▸ Collection entries:
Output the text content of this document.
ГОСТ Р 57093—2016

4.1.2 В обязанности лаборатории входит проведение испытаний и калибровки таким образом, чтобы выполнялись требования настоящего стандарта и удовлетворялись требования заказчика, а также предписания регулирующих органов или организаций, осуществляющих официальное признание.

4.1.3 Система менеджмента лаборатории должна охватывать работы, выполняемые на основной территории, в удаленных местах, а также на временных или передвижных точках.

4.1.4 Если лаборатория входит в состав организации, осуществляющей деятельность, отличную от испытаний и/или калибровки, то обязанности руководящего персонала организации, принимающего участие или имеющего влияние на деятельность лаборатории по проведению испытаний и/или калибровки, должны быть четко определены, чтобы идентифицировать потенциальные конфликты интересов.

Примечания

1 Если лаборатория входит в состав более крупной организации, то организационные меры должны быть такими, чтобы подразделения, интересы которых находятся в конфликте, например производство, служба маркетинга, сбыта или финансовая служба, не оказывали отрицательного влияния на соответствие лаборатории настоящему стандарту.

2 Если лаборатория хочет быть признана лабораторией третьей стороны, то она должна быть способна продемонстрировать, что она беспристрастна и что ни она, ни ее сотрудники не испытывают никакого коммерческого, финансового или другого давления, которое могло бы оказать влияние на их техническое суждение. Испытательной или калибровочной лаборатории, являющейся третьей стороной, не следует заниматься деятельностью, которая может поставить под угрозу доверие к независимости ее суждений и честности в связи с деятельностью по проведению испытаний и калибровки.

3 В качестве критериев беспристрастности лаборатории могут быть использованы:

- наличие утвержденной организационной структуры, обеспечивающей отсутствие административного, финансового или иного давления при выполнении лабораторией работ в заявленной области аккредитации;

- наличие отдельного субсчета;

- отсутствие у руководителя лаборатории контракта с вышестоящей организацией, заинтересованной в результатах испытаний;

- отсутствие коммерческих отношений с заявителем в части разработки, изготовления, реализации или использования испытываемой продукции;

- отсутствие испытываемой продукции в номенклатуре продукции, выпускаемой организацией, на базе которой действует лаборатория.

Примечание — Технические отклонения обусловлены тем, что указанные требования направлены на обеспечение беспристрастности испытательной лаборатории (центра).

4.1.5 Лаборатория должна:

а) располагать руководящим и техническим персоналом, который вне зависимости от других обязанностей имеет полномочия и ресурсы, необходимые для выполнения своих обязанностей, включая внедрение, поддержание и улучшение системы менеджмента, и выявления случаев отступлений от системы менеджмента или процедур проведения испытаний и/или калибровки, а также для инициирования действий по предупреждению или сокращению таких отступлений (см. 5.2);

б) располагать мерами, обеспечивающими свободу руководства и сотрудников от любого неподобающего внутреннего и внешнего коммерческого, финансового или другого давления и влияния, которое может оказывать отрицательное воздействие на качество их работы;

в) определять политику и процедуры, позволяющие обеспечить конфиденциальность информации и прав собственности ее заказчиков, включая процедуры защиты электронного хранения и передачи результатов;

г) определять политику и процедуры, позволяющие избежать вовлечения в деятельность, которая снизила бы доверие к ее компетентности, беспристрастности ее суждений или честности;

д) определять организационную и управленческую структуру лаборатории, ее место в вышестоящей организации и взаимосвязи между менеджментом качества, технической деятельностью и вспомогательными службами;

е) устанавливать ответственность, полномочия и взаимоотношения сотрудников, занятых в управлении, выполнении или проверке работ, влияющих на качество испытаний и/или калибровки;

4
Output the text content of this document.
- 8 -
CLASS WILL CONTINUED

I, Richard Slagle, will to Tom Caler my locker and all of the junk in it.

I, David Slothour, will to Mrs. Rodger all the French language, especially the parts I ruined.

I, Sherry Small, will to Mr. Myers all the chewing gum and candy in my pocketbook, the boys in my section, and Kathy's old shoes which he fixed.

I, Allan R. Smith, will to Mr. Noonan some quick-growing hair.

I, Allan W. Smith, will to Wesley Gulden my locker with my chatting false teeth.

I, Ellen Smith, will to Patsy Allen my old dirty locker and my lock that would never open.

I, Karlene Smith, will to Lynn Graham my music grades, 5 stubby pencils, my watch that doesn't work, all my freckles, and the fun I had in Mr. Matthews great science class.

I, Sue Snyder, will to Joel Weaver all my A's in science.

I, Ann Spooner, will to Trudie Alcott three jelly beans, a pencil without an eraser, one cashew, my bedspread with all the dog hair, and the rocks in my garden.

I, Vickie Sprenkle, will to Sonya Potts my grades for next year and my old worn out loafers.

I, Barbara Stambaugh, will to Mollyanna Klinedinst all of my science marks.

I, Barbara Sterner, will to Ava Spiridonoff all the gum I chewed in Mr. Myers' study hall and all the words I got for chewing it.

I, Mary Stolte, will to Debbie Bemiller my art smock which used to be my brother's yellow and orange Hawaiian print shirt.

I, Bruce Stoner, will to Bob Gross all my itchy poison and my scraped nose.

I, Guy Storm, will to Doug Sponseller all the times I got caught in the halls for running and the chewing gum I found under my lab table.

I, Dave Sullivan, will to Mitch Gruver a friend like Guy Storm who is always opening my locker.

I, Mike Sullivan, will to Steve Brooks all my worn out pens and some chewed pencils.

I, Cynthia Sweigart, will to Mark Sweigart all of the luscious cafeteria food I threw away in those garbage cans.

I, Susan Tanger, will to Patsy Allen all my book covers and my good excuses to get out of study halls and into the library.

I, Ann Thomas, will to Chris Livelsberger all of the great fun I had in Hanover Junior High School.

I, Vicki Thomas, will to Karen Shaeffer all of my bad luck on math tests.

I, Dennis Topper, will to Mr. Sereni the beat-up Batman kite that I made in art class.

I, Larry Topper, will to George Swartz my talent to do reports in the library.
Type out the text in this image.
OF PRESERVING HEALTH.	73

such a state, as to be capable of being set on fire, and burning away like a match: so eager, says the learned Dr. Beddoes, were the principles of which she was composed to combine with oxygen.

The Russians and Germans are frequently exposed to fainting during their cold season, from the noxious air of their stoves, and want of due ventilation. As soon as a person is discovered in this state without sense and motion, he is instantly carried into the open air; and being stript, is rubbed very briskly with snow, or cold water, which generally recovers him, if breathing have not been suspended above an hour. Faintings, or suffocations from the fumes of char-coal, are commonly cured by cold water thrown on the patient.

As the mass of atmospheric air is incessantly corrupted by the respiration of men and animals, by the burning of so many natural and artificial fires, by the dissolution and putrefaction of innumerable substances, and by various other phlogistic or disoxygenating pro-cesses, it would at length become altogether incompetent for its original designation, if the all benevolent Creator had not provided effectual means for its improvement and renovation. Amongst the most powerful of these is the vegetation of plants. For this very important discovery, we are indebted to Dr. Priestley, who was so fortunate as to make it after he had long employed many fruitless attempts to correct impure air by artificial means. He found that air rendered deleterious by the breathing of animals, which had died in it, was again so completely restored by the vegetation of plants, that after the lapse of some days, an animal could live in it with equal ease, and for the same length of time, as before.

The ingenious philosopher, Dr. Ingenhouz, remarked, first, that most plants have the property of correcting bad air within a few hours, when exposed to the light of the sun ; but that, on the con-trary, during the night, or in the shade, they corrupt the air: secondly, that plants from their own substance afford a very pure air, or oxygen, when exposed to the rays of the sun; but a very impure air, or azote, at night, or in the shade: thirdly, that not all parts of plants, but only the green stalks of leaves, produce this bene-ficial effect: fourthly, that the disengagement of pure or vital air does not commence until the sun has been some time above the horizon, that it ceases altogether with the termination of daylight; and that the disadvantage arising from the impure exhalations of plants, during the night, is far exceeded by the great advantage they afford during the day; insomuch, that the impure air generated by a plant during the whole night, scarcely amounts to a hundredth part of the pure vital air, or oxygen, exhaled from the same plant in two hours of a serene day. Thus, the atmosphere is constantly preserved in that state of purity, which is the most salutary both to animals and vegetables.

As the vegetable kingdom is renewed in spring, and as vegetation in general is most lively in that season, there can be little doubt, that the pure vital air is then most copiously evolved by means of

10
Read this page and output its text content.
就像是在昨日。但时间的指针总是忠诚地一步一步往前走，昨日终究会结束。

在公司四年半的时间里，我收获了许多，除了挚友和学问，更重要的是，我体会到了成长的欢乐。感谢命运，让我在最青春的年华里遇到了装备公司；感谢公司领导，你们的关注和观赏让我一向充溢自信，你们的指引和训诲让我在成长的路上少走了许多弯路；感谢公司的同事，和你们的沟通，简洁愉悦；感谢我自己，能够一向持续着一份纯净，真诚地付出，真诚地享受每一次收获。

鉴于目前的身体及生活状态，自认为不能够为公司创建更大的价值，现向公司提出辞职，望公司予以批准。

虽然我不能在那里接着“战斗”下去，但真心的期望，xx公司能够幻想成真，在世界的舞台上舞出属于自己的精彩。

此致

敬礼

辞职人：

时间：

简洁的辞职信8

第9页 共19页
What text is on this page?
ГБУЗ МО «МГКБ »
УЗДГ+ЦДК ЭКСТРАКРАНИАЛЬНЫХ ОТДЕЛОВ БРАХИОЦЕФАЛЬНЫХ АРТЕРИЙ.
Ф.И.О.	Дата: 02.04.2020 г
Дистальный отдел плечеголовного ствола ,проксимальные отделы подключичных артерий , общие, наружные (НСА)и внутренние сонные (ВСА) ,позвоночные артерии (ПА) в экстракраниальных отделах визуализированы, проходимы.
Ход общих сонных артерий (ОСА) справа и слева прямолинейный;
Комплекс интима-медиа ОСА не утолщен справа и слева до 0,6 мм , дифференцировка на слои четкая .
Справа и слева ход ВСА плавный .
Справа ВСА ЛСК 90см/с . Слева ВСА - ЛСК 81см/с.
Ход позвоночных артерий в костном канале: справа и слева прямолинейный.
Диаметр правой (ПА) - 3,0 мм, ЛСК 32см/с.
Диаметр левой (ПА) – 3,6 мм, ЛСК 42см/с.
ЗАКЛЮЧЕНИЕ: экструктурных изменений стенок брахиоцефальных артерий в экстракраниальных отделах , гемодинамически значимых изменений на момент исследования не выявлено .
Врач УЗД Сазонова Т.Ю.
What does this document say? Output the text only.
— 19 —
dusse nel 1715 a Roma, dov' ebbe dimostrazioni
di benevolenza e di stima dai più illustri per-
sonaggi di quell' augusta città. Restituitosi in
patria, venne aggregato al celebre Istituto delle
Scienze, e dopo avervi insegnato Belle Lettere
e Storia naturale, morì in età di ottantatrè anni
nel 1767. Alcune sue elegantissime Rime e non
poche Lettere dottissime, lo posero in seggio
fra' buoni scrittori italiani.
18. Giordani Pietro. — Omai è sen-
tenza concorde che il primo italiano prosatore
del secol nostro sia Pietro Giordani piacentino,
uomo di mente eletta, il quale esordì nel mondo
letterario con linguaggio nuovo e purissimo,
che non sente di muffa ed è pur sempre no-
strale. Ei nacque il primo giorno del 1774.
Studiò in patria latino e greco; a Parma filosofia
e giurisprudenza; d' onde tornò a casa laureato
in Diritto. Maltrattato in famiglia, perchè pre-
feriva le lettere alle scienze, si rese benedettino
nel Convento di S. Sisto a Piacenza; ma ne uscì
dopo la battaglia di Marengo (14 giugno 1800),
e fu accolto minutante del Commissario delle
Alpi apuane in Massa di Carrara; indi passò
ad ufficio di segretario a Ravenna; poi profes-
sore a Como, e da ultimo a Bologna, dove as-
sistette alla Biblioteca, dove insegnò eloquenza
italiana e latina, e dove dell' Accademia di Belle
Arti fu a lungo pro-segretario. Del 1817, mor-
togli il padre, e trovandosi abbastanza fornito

▸ Given instruction:
Return each line among the entries that holds the word "dove".

▸ Result for this task:
sore a Como, e da ultimo a Bologna, dove as-
sistette alla Biblioteca, dove insegnò eloquenza
italiana e latina, e dove dell' Accademia di Belle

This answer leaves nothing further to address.